_Required work_
State the count of lines below in which the word "this" appears, and add nothing.

**** The data

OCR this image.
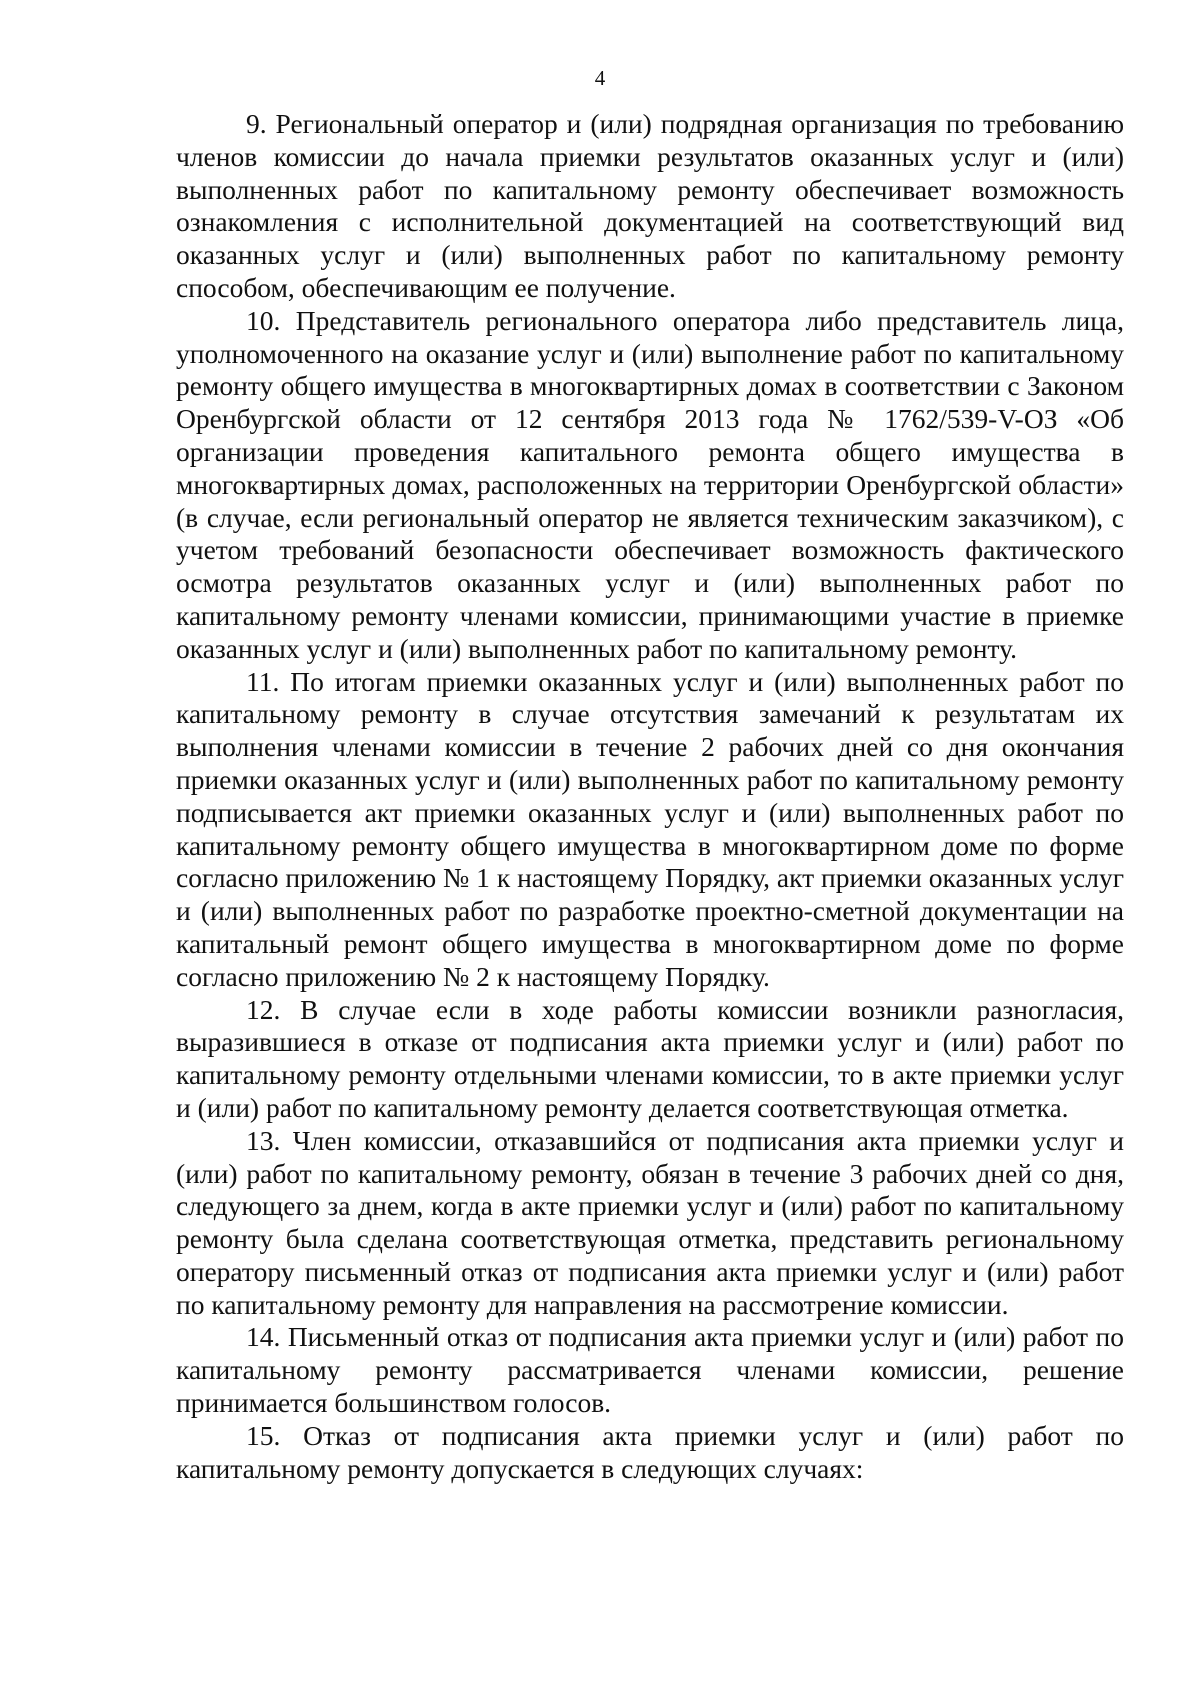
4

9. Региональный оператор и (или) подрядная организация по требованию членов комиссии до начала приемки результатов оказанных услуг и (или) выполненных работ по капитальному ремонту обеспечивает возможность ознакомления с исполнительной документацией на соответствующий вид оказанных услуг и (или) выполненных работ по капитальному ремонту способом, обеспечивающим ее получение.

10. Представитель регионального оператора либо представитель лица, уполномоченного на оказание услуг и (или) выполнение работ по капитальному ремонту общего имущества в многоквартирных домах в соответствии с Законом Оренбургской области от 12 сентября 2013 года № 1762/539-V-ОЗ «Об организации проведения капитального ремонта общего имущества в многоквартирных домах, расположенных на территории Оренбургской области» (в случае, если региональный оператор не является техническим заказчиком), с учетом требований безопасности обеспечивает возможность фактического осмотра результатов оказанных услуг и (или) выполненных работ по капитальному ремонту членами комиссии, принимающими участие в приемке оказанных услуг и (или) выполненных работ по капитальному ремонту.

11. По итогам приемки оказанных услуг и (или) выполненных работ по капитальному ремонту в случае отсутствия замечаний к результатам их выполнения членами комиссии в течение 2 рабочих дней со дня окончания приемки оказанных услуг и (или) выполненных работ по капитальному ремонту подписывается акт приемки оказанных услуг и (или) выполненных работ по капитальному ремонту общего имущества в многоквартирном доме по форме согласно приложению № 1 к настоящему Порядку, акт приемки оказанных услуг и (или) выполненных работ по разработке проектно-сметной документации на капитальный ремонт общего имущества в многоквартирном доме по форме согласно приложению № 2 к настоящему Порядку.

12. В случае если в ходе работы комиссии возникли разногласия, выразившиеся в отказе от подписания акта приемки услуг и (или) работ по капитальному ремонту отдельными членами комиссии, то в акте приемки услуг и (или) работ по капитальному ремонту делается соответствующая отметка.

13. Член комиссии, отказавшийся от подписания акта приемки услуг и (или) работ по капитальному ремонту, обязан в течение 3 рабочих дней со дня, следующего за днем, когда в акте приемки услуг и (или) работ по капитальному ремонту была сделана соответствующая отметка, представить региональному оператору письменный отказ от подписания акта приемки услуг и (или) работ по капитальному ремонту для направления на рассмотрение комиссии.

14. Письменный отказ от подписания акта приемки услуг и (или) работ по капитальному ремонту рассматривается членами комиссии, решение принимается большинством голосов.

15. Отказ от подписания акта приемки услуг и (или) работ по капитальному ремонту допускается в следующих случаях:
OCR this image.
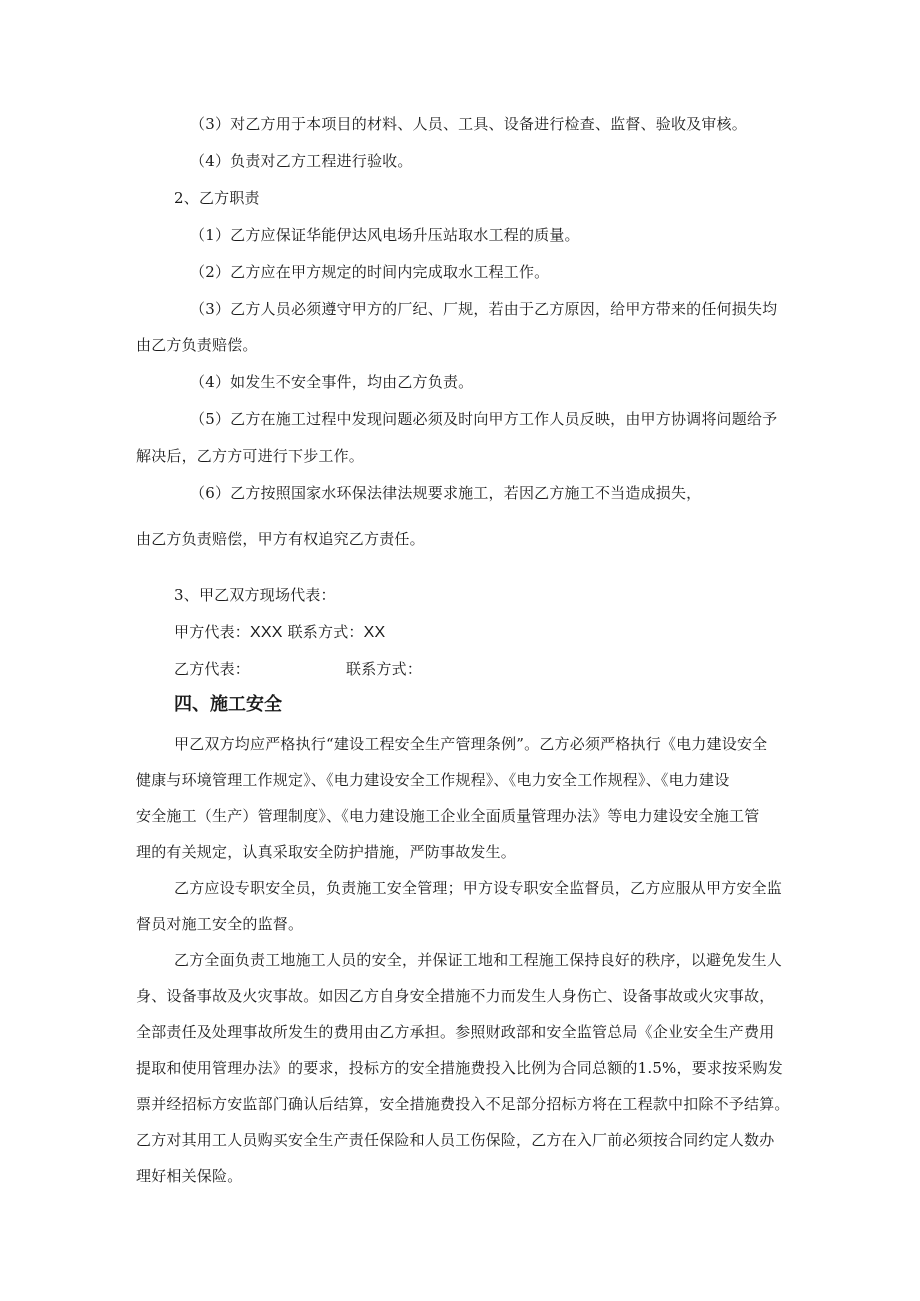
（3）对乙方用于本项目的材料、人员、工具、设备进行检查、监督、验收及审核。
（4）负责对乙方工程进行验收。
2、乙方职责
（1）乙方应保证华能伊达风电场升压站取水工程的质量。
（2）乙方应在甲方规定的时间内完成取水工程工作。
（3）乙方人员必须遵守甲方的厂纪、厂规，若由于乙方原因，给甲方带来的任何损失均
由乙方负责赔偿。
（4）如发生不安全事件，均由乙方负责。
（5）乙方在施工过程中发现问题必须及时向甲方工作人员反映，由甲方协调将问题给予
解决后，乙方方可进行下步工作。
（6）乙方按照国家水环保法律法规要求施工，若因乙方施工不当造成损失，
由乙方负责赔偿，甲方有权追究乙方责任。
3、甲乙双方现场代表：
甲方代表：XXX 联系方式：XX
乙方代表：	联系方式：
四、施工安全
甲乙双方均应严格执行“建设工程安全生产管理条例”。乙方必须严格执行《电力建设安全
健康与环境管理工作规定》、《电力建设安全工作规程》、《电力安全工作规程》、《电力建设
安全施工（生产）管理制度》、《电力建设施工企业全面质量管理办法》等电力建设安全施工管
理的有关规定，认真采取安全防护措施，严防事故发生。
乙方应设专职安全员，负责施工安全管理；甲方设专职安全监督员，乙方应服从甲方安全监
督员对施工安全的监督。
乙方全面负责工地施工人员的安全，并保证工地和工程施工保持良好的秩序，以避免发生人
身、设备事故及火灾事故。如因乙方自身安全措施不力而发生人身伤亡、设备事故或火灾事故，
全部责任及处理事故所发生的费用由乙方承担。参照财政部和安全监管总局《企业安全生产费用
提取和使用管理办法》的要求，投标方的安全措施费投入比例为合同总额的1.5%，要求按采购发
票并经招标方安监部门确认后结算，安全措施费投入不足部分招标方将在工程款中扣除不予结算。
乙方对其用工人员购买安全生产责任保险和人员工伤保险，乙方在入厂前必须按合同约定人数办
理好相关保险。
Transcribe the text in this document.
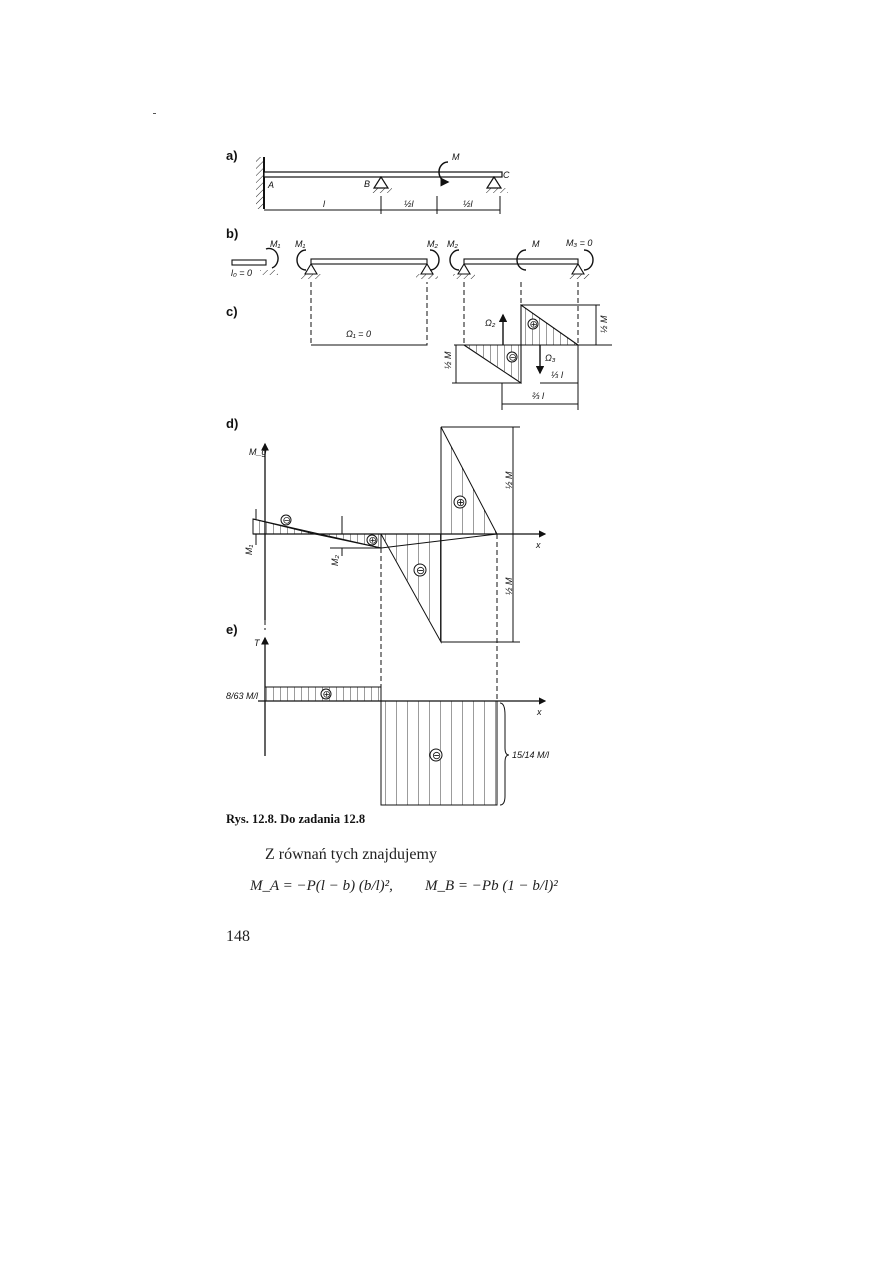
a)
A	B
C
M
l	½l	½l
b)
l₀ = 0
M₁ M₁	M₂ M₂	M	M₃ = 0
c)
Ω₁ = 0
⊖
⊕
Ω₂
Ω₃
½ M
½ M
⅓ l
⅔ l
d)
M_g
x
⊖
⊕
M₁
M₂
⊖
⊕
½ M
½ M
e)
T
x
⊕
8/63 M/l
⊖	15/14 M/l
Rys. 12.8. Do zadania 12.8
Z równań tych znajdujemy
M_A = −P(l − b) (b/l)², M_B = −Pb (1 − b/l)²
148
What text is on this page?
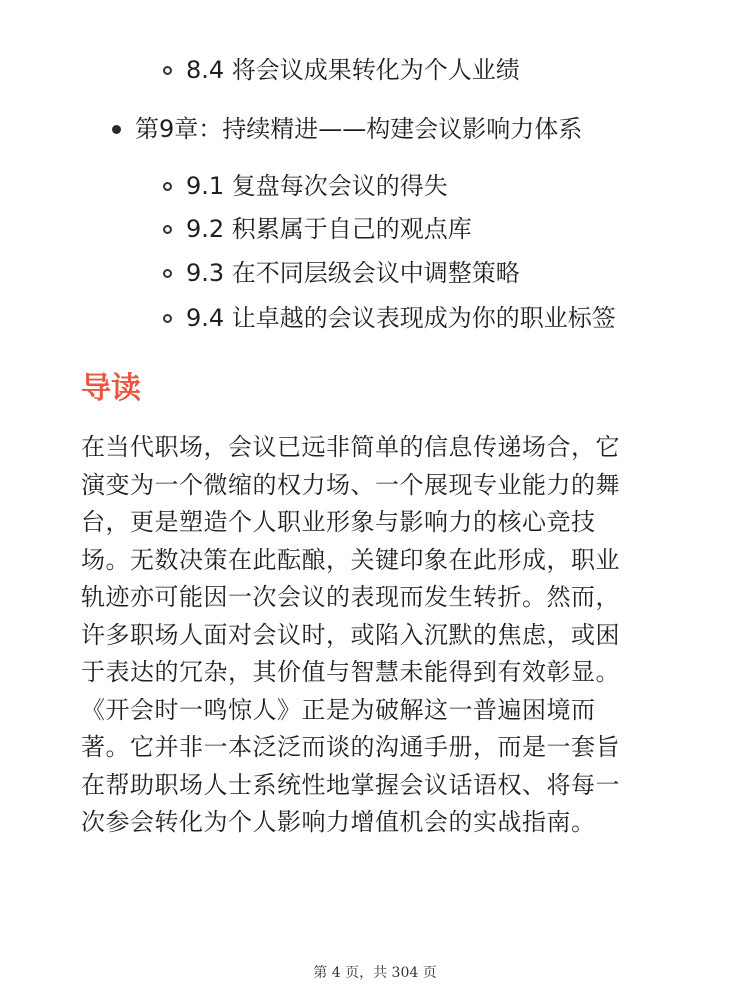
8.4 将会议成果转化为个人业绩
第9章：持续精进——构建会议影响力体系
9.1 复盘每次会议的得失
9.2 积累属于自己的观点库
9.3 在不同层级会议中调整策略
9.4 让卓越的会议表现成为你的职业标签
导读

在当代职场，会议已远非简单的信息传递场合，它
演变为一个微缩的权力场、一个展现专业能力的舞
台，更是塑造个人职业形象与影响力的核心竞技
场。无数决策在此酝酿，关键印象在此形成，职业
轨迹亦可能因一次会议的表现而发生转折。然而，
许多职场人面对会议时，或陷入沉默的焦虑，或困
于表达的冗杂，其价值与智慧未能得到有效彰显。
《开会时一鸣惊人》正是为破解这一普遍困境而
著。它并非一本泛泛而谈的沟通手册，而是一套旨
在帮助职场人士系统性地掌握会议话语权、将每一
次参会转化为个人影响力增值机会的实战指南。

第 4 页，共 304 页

********

_Exercise result_
4